(TEXT)
# Logistic Regression

In [1]:
# import numpy
import numpy as np
import pandas as pd
import statsmodels.formula.api as smf

## Loading Data



In [2]:
# load data
titanic = pd.read_csv("titanic.csv")
titanic = titanic[["survived", "pclass", "sex", "age", "embark_town"]]
titanic = titanic.dropna()

In [3]:
X = titanic[titanic.columns[~titanic.columns.isin(['survived'])]]
y = titanic['survived']

We print the shape of X, and inspect the top 5 rows.

In [4]:
X.shape
X.head()

Unnamed: 0,pclass,sex,age,embark_town
0,3,male,22.0,Southampton
1,1,female,38.0,Cherbourg
2,3,female,26.0,Southampton
3,1,female,35.0,Southampton
4,3,male,35.0,Southampton


We also print the first 5 rows of y.

In [5]:
y.head()

0    0
1    1
2    1
3    1
4    0
Name: survived, dtype: int64

## Limitations for Linear Regression

In Regression, we allow the response to take on any real number. But what if the range is restricted?

1. Positive values: river flow. 
    - Lower limit: 0
2. Percent/proportion data: proportion of income spent on housing in Vancouver.

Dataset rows
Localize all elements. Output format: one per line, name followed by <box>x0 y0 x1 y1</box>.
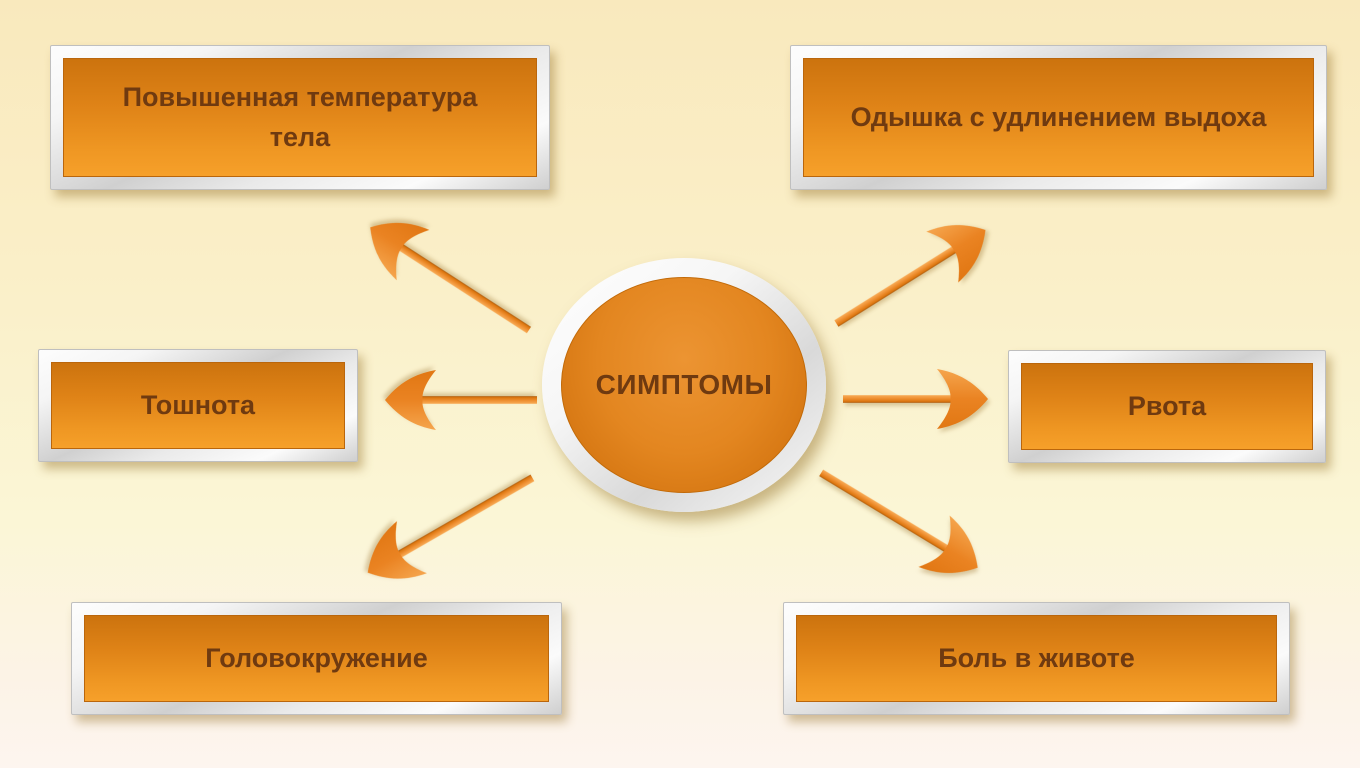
center-circle: СИМПТОМЫ <box>561 277 807 493</box>
center-label: СИМПТОМЫ <box>595 368 773 400</box>
symptom-box-vomiting: Рвота <box>1008 350 1326 463</box>
symptom-box-nausea: Тошнота <box>38 349 358 462</box>
symptom-panel: Рвота <box>1021 363 1313 450</box>
symptom-box-dizziness: Головокружение <box>71 602 562 715</box>
symptom-label: Рвота <box>1127 390 1207 421</box>
arrow-to-bottom-left-box <box>352 474 535 599</box>
symptom-panel: Повышенная температура тела <box>63 58 537 177</box>
arrow-to-mid-right-box <box>843 369 988 429</box>
symptom-panel: Тошнота <box>51 362 345 449</box>
symptom-box-abdominal-pain: Боль в животе <box>783 602 1290 715</box>
arrow-to-top-right-box <box>834 204 1002 327</box>
symptom-label: Головокружение <box>205 642 428 673</box>
symptom-panel: Головокружение <box>84 615 549 702</box>
symptom-panel: Одышка с удлинением выдоха <box>803 58 1314 177</box>
symptom-label: Одышка с удлинением выдоха <box>850 101 1267 132</box>
symptom-panel: Боль в животе <box>796 615 1277 702</box>
symptom-label: Тошнота <box>140 389 256 420</box>
symptom-box-fever: Повышенная температура тела <box>50 45 550 190</box>
symptom-label: Боль в животе <box>938 642 1135 673</box>
symptom-box-dyspnea: Одышка с удлинением выдоха <box>790 45 1327 190</box>
arrow-to-mid-left-box <box>385 370 537 430</box>
symptom-label: Повышенная температура тела <box>122 82 478 152</box>
arrow-to-top-left-box <box>353 202 531 334</box>
center-circle-frame: СИМПТОМЫ <box>542 258 826 512</box>
arrow-to-bottom-right-box <box>819 469 994 594</box>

(YOUR TASKS)
**1.** Could you duplicate the listing's lines, starting with the line that contains "center-circle: СИМПТОМЫ <box>561" and going on through the line that contains "symptom-label: Рвота <box>1127"?
**2.** Can you pick up the logistic regression text from where it stops and keep it going?

(FINAL ANSWERS)
**1.**
center-circle: СИМПТОМЫ <box>561 277 807 493</box>
center-label: СИМПТОМЫ <box>595 368 773 400</box>
symptom-box-vomiting: Рвота <box>1008 350 1326 463</box>
symptom-box-nausea: Тошнота <box>38 349 358 462</box>
symptom-panel: Рвота <box>1021 363 1313 450</box>
symptom-box-dizziness: Головокружение <box>71 602 562 715</box>
symptom-label: Рвота <box>1127 390 1207 421</box>

**2.**
    - Lower limit: 0
    - Upper limit: 1. 
3. Binary data: success/failure data.
    - Only take values of 0 and 1.
4. Count data: number of male crabs nearby a nesting female
    - Only take count values (0, 1, 2, ...)

Notice the problem here? **The regression lines (i.e. the predicted values by linear regression) extend beyond the possible range of the response**.   

This is *mathematically incorrect*, the expected value cannot extend outside of the range of Y. 

The *practical* consequences:
- When fitting a linear regression model when the range of the response is restricted, we lose the ability to extrapolate, as we obtain logical fallacies if we do. 

- However, a linear regression model might still be useful in these settings. After all, the linear trend looks good for the range of the data. 


## Classification and Regression Problems (Quick Review)


![img](https://static.javatpoint.com/tutorial/machine-learning/images/regression-vs-classification-in-machine-learning.png)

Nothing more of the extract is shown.